[Dataset rows about figures]

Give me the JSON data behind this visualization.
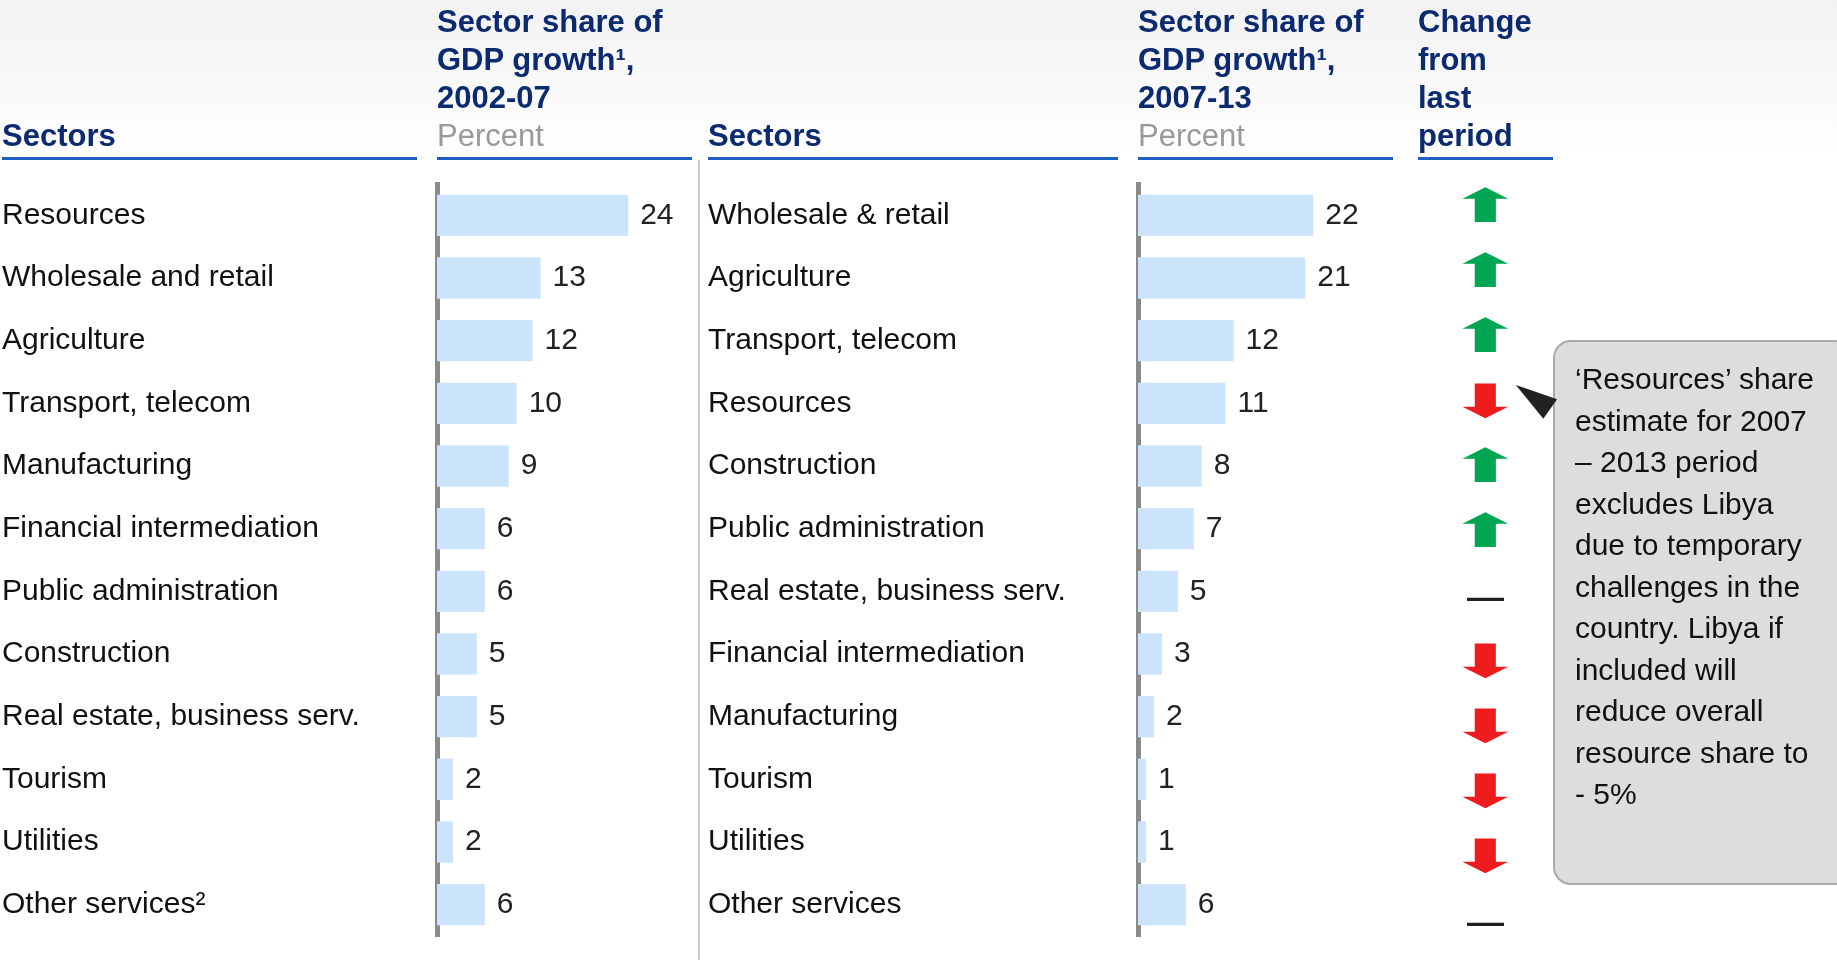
{
  "chart_data": [
    {
      "type": "bar",
      "orientation": "horizontal",
      "title": "Sector share of GDP growth¹, 2002-07",
      "subtitle": "Percent",
      "ylabel": "Sectors",
      "categories": [
        "Resources",
        "Wholesale and retail",
        "Agriculture",
        "Transport, telecom",
        "Manufacturing",
        "Financial intermediation",
        "Public administration",
        "Construction",
        "Real estate, business serv.",
        "Tourism",
        "Utilities",
        "Other services²"
      ],
      "values": [
        24,
        13,
        12,
        10,
        9,
        6,
        6,
        5,
        5,
        2,
        2,
        6
      ],
      "color": "#cce4fb",
      "data_labels": true,
      "tick_labels": "y"
    },
    {
      "type": "bar",
      "orientation": "horizontal",
      "title": "Sector share of GDP growth¹, 2007-13",
      "subtitle": "Percent",
      "ylabel": "Sectors",
      "categories": [
        "Wholesale & retail",
        "Agriculture",
        "Transport, telecom",
        "Resources",
        "Construction",
        "Public administration",
        "Real estate, business serv.",
        "Financial intermediation",
        "Manufacturing",
        "Tourism",
        "Utilities",
        "Other services"
      ],
      "values": [
        22,
        21,
        12,
        11,
        8,
        7,
        5,
        3,
        2,
        1,
        1,
        6
      ],
      "color": "#cce4fb",
      "data_labels": true,
      "tick_labels": "y",
      "annotations": [
        "‘Resources’ share estimate for 2007 – 2013 period excludes Libya due to temporary challenges in the country. Libya if included will reduce overall resource share to - 5%"
      ]
    },
    {
      "type": "other",
      "title": "Change from last period",
      "categories": [
        null,
        null,
        null,
        null,
        null,
        null,
        null,
        null,
        null,
        null,
        null,
        null
      ],
      "annotations": [
        "⬆",
        "⬆",
        "⬆",
        "⬇",
        "⬆",
        "⬆",
        "–",
        "⬇",
        "⬇",
        "⬇",
        "⬇",
        "–"
      ],
      "colors": [
        "#00a651",
        "#00a651",
        "#00a651",
        "#ee1c1c",
        "#00a651",
        "#00a651",
        "#222222",
        "#ee1c1c",
        "#ee1c1c",
        "#ee1c1c",
        "#ee1c1c",
        "#222222"
      ]
    }
  ]
}
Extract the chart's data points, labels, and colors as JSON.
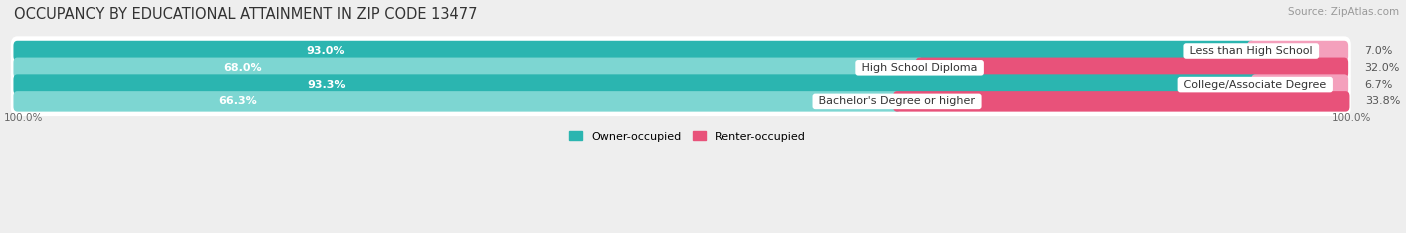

§ PROBLEM: Leave images out of the retyped records; keep all else exact.

§ REPLY:
Give me the JSON data behind this visualization.
{
  "chart_data": [
    {
      "type": "bar",
      "orientation": "horizontal",
      "title": "Sector share of GDP growth¹, 2002-07",
      "subtitle": "Percent",
      "ylabel": "Sectors",
      "categories": [
        "Resources",
        "Wholesale and retail",
        "Agriculture",
        "Transport, telecom",
        "Manufacturing",
        "Financial intermediation",
        "Public administration",
        "Construction",
        "Real estate, business serv.",
        "Tourism",
        "Utilities",
        "Other services²"
      ],
      "values": [
        24,
        13,
        12,
        10,
        9,
        6,
        6,
        5,
        5,
        2,
        2,
        6
      ],
      "color": "#cce4fb",
      "data_labels": true,
      "tick_labels": "y"
    },
    {
      "type": "bar",
      "orientation": "horizontal",
      "title": "Sector share of GDP growth¹, 2007-13",
      "subtitle": "Percent",
      "ylabel": "Sectors",
      "categories": [
        "Wholesale & retail",
        "Agriculture",
        "Transport, telecom",
        "Resources",
        "Construction",
        "Public administration",
        "Real estate, business serv.",
        "Financial intermediation",
        "Manufacturing",
        "Tourism",
        "Utilities",
        "Other services"
      ],
      "values": [
        22,
        21,
        12,
        11,
        8,
        7,
        5,
        3,
        2,
        1,
        1,
        6
      ],
      "color": "#cce4fb",
      "data_labels": true,
      "tick_labels": "y",
      "annotations": [
        "‘Resources’ share estimate for 2007 – 2013 period excludes Libya due to temporary challenges in the country. Libya if included will reduce overall resource share to - 5%"
      ]
    },
    {
      "type": "other",
      "title": "Change from last period",
      "categories": [
        null,
        null,
        null,
        null,
        null,
        null,
        null,
        null,
        null,
        null,
        null,
        null
      ],
      "annotations": [
        "⬆",
        "⬆",
        "⬆",
        "⬇",
        "⬆",
        "⬆",
        "–",
        "⬇",
        "⬇",
        "⬇",
        "⬇",
        "–"
      ],
      "colors": [
        "#00a651",
        "#00a651",
        "#00a651",
        "#ee1c1c",
        "#00a651",
        "#00a651",
        "#222222",
        "#ee1c1c",
        "#ee1c1c",
        "#ee1c1c",
        "#ee1c1c",
        "#222222"
      ]
    }
  ]
}
Extract the chart's data points, labels, and colors as JSON.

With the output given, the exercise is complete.